**Exercise description:** Swap "spot-halo" for "spot-ring" wherever it appears in the items below, and write the lines out again with everything else left as it is.
----------------------------------------
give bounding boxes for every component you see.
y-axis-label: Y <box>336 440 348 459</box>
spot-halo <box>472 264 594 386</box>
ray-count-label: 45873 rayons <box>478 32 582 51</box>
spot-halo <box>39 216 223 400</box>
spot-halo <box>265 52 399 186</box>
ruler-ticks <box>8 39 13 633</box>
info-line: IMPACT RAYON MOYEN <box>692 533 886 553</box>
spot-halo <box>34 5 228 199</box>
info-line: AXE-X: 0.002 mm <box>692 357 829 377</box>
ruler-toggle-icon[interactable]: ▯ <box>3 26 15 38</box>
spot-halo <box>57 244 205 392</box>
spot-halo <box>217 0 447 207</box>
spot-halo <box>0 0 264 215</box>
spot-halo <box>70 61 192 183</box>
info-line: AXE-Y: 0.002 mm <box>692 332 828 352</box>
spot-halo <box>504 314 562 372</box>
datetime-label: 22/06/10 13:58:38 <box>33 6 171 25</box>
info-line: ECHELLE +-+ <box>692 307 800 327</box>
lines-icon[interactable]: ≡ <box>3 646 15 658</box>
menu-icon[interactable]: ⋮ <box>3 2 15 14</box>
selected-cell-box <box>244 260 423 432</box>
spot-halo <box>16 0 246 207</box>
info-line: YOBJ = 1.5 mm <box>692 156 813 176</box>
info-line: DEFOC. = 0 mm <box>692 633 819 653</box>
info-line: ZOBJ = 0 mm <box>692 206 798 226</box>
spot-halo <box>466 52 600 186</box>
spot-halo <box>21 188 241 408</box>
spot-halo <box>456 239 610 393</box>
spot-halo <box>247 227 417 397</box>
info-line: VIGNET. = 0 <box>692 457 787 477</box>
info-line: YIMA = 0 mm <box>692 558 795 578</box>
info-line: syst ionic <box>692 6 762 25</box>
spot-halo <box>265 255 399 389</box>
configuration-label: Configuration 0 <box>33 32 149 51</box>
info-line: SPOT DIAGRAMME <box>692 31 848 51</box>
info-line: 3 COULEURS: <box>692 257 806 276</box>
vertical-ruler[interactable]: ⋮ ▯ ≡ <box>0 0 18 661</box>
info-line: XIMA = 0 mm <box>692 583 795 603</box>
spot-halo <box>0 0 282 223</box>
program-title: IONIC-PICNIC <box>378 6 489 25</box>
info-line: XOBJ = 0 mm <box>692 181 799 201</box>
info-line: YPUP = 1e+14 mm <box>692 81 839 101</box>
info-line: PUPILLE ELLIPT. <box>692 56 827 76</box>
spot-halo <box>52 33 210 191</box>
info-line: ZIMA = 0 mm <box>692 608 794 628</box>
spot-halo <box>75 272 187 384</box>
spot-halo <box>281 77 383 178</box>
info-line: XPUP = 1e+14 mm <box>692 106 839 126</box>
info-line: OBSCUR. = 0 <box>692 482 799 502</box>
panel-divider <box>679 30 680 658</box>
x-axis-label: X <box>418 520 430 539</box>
----------------------------------------
**Solution to this task:**
give bounding boxes for every component you see.
y-axis-label: Y <box>336 440 348 459</box>
spot-ring <box>472 264 594 386</box>
ray-count-label: 45873 rayons <box>478 32 582 51</box>
spot-ring <box>39 216 223 400</box>
spot-ring <box>265 52 399 186</box>
ruler-ticks <box>8 39 13 633</box>
info-line: IMPACT RAYON MOYEN <box>692 533 886 553</box>
spot-ring <box>34 5 228 199</box>
info-line: AXE-X: 0.002 mm <box>692 357 829 377</box>
ruler-toggle-icon[interactable]: ▯ <box>3 26 15 38</box>
spot-ring <box>57 244 205 392</box>
spot-ring <box>217 0 447 207</box>
spot-ring <box>0 0 264 215</box>
spot-ring <box>70 61 192 183</box>
info-line: AXE-Y: 0.002 mm <box>692 332 828 352</box>
spot-ring <box>504 314 562 372</box>
datetime-label: 22/06/10 13:58:38 <box>33 6 171 25</box>
info-line: ECHELLE +-+ <box>692 307 800 327</box>
lines-icon[interactable]: ≡ <box>3 646 15 658</box>
menu-icon[interactable]: ⋮ <box>3 2 15 14</box>
selected-cell-box <box>244 260 423 432</box>
spot-ring <box>16 0 246 207</box>
info-line: YOBJ = 1.5 mm <box>692 156 813 176</box>
info-line: DEFOC. = 0 mm <box>692 633 819 653</box>
info-line: ZOBJ = 0 mm <box>692 206 798 226</box>
spot-ring <box>466 52 600 186</box>
spot-ring <box>21 188 241 408</box>
spot-ring <box>456 239 610 393</box>
spot-ring <box>247 227 417 397</box>
info-line: VIGNET. = 0 <box>692 457 787 477</box>
info-line: YIMA = 0 mm <box>692 558 795 578</box>
info-line: syst ionic <box>692 6 762 25</box>
spot-ring <box>265 255 399 389</box>
configuration-label: Configuration 0 <box>33 32 149 51</box>
info-line: SPOT DIAGRAMME <box>692 31 848 51</box>
info-line: 3 COULEURS: <box>692 257 806 276</box>
vertical-ruler[interactable]: ⋮ ▯ ≡ <box>0 0 18 661</box>
info-line: XIMA = 0 mm <box>692 583 795 603</box>
spot-ring <box>0 0 282 223</box>
program-title: IONIC-PICNIC <box>378 6 489 25</box>
info-line: XOBJ = 0 mm <box>692 181 799 201</box>
info-line: YPUP = 1e+14 mm <box>692 81 839 101</box>
info-line: PUPILLE ELLIPT. <box>692 56 827 76</box>
spot-ring <box>52 33 210 191</box>
info-line: ZIMA = 0 mm <box>692 608 794 628</box>
spot-ring <box>75 272 187 384</box>
spot-ring <box>281 77 383 178</box>
info-line: XPUP = 1e+14 mm <box>692 106 839 126</box>
info-line: OBSCUR. = 0 <box>692 482 799 502</box>
panel-divider <box>679 30 680 658</box>
x-axis-label: X <box>418 520 430 539</box>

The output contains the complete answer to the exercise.